= ASSIGNMENT =
Search the records for the string "name", then copy each line that has it.

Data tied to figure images
--------------------------------------------------

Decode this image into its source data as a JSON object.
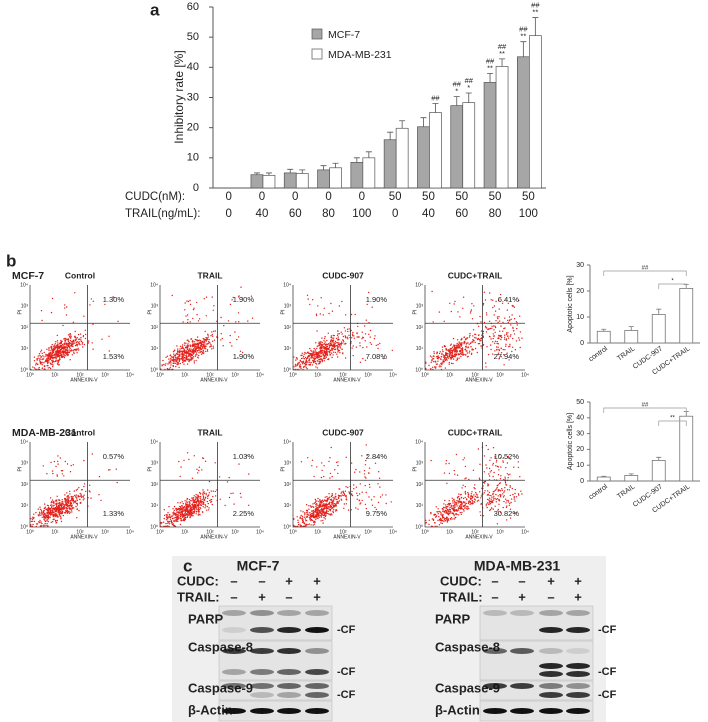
{
  "panel_labels": [
    "a",
    "b",
    "c"
  ],
  "chart_data": [
    {
      "type": "bar",
      "y_label": "Inhibitory rate [%]",
      "category_rows": [
        {
          "name": "CUDC(nM):",
          "labels": [
            0,
            0,
            0,
            0,
            0,
            50,
            50,
            50,
            50,
            50
          ]
        },
        {
          "name": "TRAIL(ng/mL):",
          "labels": [
            0,
            40,
            60,
            80,
            100,
            0,
            40,
            60,
            80,
            100
          ]
        }
      ],
      "series": [
        {
          "name": "MCF-7",
          "color": "#a6a6a6",
          "values": [
            null,
            4.4,
            5,
            6,
            8.5,
            16,
            20.3,
            27.3,
            35,
            43.5
          ],
          "errors": [
            null,
            0.6,
            1.2,
            1.4,
            1.5,
            2.5,
            3,
            3,
            3,
            5
          ],
          "annotations": [
            null,
            null,
            null,
            null,
            null,
            null,
            null,
            [
              "##",
              "*"
            ],
            [
              "##",
              "**"
            ],
            [
              "##",
              "**"
            ]
          ]
        },
        {
          "name": "MDA-MB-231",
          "color": "#ffffff",
          "values": [
            null,
            4.2,
            4.8,
            6.7,
            10,
            19.8,
            25,
            28.3,
            40.3,
            50.5
          ],
          "errors": [
            null,
            0.8,
            1.2,
            1.5,
            2,
            2.5,
            3,
            3.2,
            2.5,
            6
          ],
          "annotations": [
            null,
            null,
            null,
            null,
            null,
            null,
            [
              "##"
            ],
            [
              "##",
              "*"
            ],
            [
              "##",
              "**"
            ],
            [
              "##",
              "**"
            ]
          ]
        }
      ],
      "ylim": [
        0,
        60
      ],
      "yticks": [
        0,
        10,
        20,
        30,
        40,
        50,
        60
      ]
    },
    {
      "type": "bar",
      "y_label": "Apoptotic cells [%]",
      "categories": [
        "control",
        "TRAIL",
        "CUDC-907",
        "CUDC+TRAIL"
      ],
      "values": [
        4.5,
        4.8,
        11,
        21
      ],
      "errors": [
        0.8,
        1.5,
        2,
        1.5
      ],
      "color": "#ffffff",
      "ylim": [
        0,
        30
      ],
      "yticks": [
        0,
        10,
        20,
        30
      ],
      "significance": [
        {
          "label": "##",
          "from": "control",
          "to": "CUDC+TRAIL"
        },
        {
          "label": "*",
          "from": "CUDC-907",
          "to": "CUDC+TRAIL"
        }
      ]
    },
    {
      "type": "bar",
      "y_label": "Apoptotic cells [%]",
      "categories": [
        "control",
        "TRAIL",
        "CUDC-907",
        "CUDC+TRAIL"
      ],
      "values": [
        2.5,
        3.5,
        13,
        41
      ],
      "errors": [
        0.5,
        1,
        2,
        3
      ],
      "color": "#ffffff",
      "ylim": [
        0,
        50
      ],
      "yticks": [
        0,
        10,
        20,
        30,
        40,
        50
      ],
      "significance": [
        {
          "label": "##",
          "from": "control",
          "to": "CUDC+TRAIL"
        },
        {
          "label": "**",
          "from": "CUDC-907",
          "to": "CUDC+TRAIL"
        }
      ]
    }
  ],
  "flow_cytometry": {
    "x_label": "ANNEXIN-V",
    "y_label": "PI",
    "tick_labels": [
      "10⁰",
      "10¹",
      "10²",
      "10³",
      "10⁴"
    ],
    "rows": [
      {
        "name": "MCF-7",
        "plots": [
          {
            "title": "Control",
            "upper_right": "1.30%",
            "lower_right": "1.53%"
          },
          {
            "title": "TRAIL",
            "upper_right": "1.90%",
            "lower_right": "1.90%"
          },
          {
            "title": "CUDC-907",
            "upper_right": "1.90%",
            "lower_right": "7.08%"
          },
          {
            "title": "CUDC+TRAIL",
            "upper_right": "6.41%",
            "lower_right": "27.94%"
          }
        ]
      },
      {
        "name": "MDA-MB-231",
        "plots": [
          {
            "title": "Control",
            "upper_right": "0.57%",
            "lower_right": "1.33%"
          },
          {
            "title": "TRAIL",
            "upper_right": "1.03%",
            "lower_right": "2.25%"
          },
          {
            "title": "CUDC-907",
            "upper_right": "2.84%",
            "lower_right": "9.75%"
          },
          {
            "title": "CUDC+TRAIL",
            "upper_right": "10.52%",
            "lower_right": "30.82%"
          }
        ]
      }
    ]
  },
  "western_blot": {
    "panels": [
      {
        "title": "MCF-7"
      },
      {
        "title": "MDA-MB-231"
      }
    ],
    "treatments": [
      {
        "name": "CUDC:",
        "signs": [
          "–",
          "–",
          "+",
          "+"
        ]
      },
      {
        "name": "TRAIL:",
        "signs": [
          "–",
          "+",
          "–",
          "+"
        ]
      }
    ],
    "proteins": [
      "PARP",
      "Caspase-8",
      "Caspase-9",
      "β-Actin"
    ],
    "cleaved_label": "-CF"
  }
}
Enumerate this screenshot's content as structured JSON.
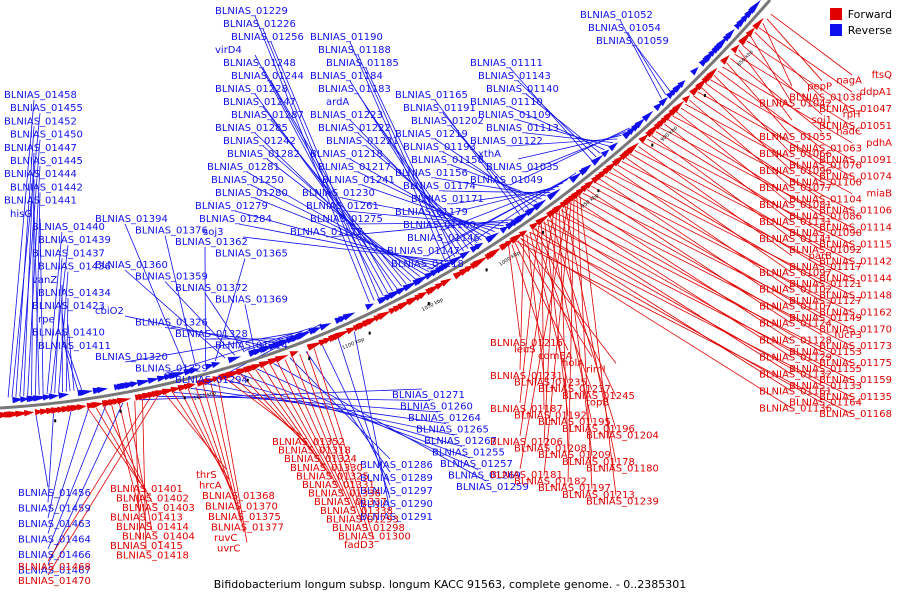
{
  "legend": {
    "forward": "Forward",
    "reverse": "Reverse"
  },
  "colors": {
    "forward": "#e00000",
    "reverse": "#1010ee",
    "backbone": "#777777"
  },
  "caption": "Bifidobacterium longum subsp. longum KACC 91563, complete genome. - 0..2385301",
  "ticks": [
    "850 kbp",
    "900 kbp",
    "950 kbp",
    "1000 kbp",
    "1050 kbp",
    "1100 kbp",
    "1150 kbp"
  ],
  "labels_reverse_left": [
    "BLNIAS_01458",
    "BLNIAS_01455",
    "BLNIAS_01452",
    "BLNIAS_01450",
    "BLNIAS_01447",
    "BLNIAS_01445",
    "BLNIAS_01444",
    "BLNIAS_01442",
    "BLNIAS_01441",
    "hisG",
    "BLNIAS_01440",
    "BLNIAS_01439",
    "BLNIAS_01437",
    "BLNIAS_01436",
    "vanZ",
    "BLNIAS_01434",
    "BLNIAS_01423",
    "rpe",
    "BLNIAS_01410",
    "BLNIAS_01411"
  ],
  "labels_reverse_mid": [
    "BLNIAS_01394",
    "BLNIAS_01376",
    "BLNIAS_01362",
    "BLNIAS_01365",
    "BLNIAS_01360",
    "BLNIAS_01359",
    "BLNIAS_01372",
    "BLNIAS_01369",
    "cbiO2",
    "BLNIAS_01326",
    "BLNIAS_01328",
    "BLNIAS_01314",
    "BLNIAS_01320",
    "BLNIAS_01329",
    "BLNIAS_01294"
  ],
  "labels_reverse_top": [
    "BLNIAS_01229",
    "BLNIAS_01226",
    "BLNIAS_01256",
    "virD4",
    "BLNIAS_01248",
    "BLNIAS_01244",
    "BLNIAS_01228",
    "BLNIAS_01247",
    "BLNIAS_01287",
    "BLNIAS_01285",
    "BLNIAS_01242",
    "BLNIAS_01282",
    "BLNIAS_01281",
    "BLNIAS_01250",
    "BLNIAS_01280",
    "BLNIAS_01279",
    "BLNIAS_01284",
    "soj3",
    "BLNIAS_01190",
    "BLNIAS_01188",
    "BLNIAS_01185",
    "BLNIAS_01184",
    "BLNIAS_01183",
    "ardA",
    "BLNIAS_01223",
    "BLNIAS_01222",
    "BLNIAS_01221",
    "BLNIAS_01218",
    "BLNIAS_01217",
    "BLNIAS_01241",
    "BLNIAS_01230",
    "BLNIAS_01261",
    "BLNIAS_01275",
    "BLNIAS_01177",
    "BLNIAS_01165",
    "BLNIAS_01191",
    "BLNIAS_01202",
    "BLNIAS_01219",
    "BLNIAS_01193",
    "BLNIAS_01158",
    "BLNIAS_01156",
    "BLNIAS_01174",
    "BLNIAS_01171",
    "BLNIAS_01179",
    "BLNIAS_01160",
    "BLNIAS_01146",
    "BLNIAS_01147",
    "BLNIAS_01118",
    "BLNIAS_01111",
    "BLNIAS_01143",
    "BLNIAS_01140",
    "BLNIAS_01110",
    "BLNIAS_01109",
    "BLNIAS_01113",
    "BLNIAS_01122",
    "xthA",
    "BLNIAS_01035",
    "BLNIAS_01049",
    "BLNIAS_01052",
    "BLNIAS_01054",
    "BLNIAS_01059"
  ],
  "labels_reverse_bottom": [
    "BLNIAS_01456",
    "BLNIAS_01459",
    "BLNIAS_01463",
    "BLNIAS_01464",
    "BLNIAS_01466",
    "BLNIAS_01467",
    "BLNIAS_01271",
    "BLNIAS_01260",
    "BLNIAS_01264",
    "BLNIAS_01265",
    "BLNIAS_01267",
    "BLNIAS_01255",
    "BLNIAS_01257",
    "BLNIAS_01269",
    "BLNIAS_01259",
    "BLNIAS_01286",
    "BLNIAS_01289",
    "BLNIAS_01297",
    "BLNIAS_01290",
    "BLNIAS_01291"
  ],
  "labels_forward_right": [
    "ftsQ",
    "nagA",
    "pepP",
    "ddpA1",
    "BLNIAS_01038",
    "BLNIAS_01042",
    "BLNIAS_01047",
    "rplT",
    "soj1",
    "BLNIAS_01051",
    "nadC",
    "BLNIAS_01055",
    "pdhA",
    "BLNIAS_01063",
    "BLNIAS_01066",
    "BLNIAS_01091",
    "BLNIAS_01070",
    "BLNIAS_01096",
    "BLNIAS_01074",
    "BLNIAS_01100",
    "BLNIAS_01077",
    "miaB",
    "BLNIAS_01104",
    "BLNIAS_01081",
    "BLNIAS_01106",
    "BLNIAS_01086",
    "BLNIAS_01131",
    "BLNIAS_01114",
    "BLNIAS_01090",
    "BLNIAS_01141",
    "BLNIAS_01115",
    "BLNIAS_01092",
    "parB",
    "BLNIAS_01142",
    "BLNIAS_01117",
    "BLNIAS_01097",
    "BLNIAS_01144",
    "BLNIAS_01121",
    "BLNIAS_01102",
    "BLNIAS_01148",
    "BLNIAS_01127",
    "BLNIAS_01107",
    "BLNIAS_01162",
    "BLNIAS_01149",
    "BLNIAS_01124",
    "BLNIAS_01170",
    "fucP3",
    "BLNIAS_01128",
    "BLNIAS_01173",
    "BLNIAS_01153",
    "BLNIAS_01129",
    "BLNIAS_01175",
    "BLNIAS_01155",
    "BLNIAS_01132",
    "BLNIAS_01159",
    "BLNIAS_01133",
    "BLNIAS_01161",
    "BLNIAS_01135",
    "BLNIAS_01164",
    "BLNIAS_01136",
    "BLNIAS_01168"
  ],
  "labels_forward_mid": [
    "BLNIAS_01216",
    "leuS",
    "comEA",
    "holA",
    "rimI",
    "BLNIAS_01231",
    "BLNIAS_01235",
    "BLNIAS_01237",
    "BLNIAS_01245",
    "topB",
    "BLNIAS_01187",
    "BLNIAS_01192",
    "BLNIAS_01195",
    "BLNIAS_01196",
    "BLNIAS_01204",
    "BLNIAS_01206",
    "BLNIAS_01208",
    "BLNIAS_01209",
    "BLNIAS_01178",
    "BLNIAS_01180",
    "BLNIAS_01181",
    "BLNIAS_01182",
    "BLNIAS_01197",
    "BLNIAS_01213",
    "BLNIAS_01239"
  ],
  "labels_forward_bottom": [
    "BLNIAS_01401",
    "BLNIAS_01402",
    "BLNIAS_01403",
    "BLNIAS_01413",
    "BLNIAS_01414",
    "BLNIAS_01404",
    "BLNIAS_01415",
    "BLNIAS_01418",
    "BLNIAS_01468",
    "BLNIAS_01470",
    "thrS",
    "hrcA",
    "BLNIAS_01368",
    "BLNIAS_01370",
    "BLNIAS_01375",
    "BLNIAS_01377",
    "ruvC",
    "uvrC",
    "BLNIAS_01352",
    "BLNIAS_01318",
    "BLNIAS_01324",
    "BLNIAS_01330",
    "BLNIAS_01325",
    "BLNIAS_01331",
    "BLNIAS_01336",
    "BLNIAS_01337",
    "BLNIAS_01338",
    "BLNIAS_01293",
    "BLNIAS_01298",
    "BLNIAS_01300",
    "fadD3"
  ]
}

--------------------------------------------------

= OUTPUT FOR THIS TASK =
          "name": "CUDC(nM):",
          "name": "TRAIL(ng/mL):",
          "name": "MCF-7",
          "name": "MDA-MB-231",
        "name": "MCF-7",
        "name": "MDA-MB-231",
        "name": "CUDC:",
        "name": "TRAIL:",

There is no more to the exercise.